Short task:
From the entries below, copy every line where the string "Credit" appears.

Dataset items:
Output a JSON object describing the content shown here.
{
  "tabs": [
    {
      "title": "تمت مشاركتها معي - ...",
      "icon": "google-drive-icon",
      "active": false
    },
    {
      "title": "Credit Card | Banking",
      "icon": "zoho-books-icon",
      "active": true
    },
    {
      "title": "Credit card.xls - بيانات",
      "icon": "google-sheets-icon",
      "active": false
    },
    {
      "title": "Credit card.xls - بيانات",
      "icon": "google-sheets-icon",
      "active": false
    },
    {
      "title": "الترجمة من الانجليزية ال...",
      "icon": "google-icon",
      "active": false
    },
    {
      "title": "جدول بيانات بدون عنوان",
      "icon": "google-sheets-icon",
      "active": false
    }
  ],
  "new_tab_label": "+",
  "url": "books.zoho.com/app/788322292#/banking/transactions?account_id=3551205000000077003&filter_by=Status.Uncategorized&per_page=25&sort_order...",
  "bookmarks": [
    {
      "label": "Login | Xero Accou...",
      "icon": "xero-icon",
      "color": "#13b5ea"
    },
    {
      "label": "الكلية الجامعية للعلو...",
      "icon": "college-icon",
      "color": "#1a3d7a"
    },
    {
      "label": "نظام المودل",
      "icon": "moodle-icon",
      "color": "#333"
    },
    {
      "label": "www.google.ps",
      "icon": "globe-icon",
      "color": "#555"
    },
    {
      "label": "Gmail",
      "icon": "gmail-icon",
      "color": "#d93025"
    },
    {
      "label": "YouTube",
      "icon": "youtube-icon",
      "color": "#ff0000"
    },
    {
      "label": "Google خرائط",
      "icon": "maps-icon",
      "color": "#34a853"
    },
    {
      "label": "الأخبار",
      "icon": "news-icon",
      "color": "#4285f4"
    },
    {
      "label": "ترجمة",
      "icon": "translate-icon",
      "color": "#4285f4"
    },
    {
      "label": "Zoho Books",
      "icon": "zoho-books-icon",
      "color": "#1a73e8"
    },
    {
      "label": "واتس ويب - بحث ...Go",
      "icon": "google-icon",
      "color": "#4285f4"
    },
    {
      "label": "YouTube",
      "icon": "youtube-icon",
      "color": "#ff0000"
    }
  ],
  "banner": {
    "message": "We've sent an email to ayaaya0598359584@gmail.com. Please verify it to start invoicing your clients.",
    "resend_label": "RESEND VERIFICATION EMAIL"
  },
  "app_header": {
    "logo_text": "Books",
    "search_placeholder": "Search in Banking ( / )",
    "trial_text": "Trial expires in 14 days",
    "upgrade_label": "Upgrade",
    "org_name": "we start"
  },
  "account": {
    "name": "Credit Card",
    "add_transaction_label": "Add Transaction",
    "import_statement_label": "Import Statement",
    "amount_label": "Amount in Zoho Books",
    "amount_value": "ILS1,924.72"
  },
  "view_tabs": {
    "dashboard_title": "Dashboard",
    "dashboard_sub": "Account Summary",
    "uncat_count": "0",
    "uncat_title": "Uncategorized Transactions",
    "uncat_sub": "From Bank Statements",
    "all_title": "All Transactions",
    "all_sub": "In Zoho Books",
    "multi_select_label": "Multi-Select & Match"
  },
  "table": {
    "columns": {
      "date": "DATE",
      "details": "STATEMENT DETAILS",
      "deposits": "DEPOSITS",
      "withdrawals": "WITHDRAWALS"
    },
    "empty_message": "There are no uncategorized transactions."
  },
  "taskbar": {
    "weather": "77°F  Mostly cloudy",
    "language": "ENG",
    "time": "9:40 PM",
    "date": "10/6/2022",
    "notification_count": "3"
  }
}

Result below:
      "title": "Credit Card | Banking",
      "title": "Credit card.xls - بيانات",
      "title": "Credit card.xls - بيانات",
    "name": "Credit Card",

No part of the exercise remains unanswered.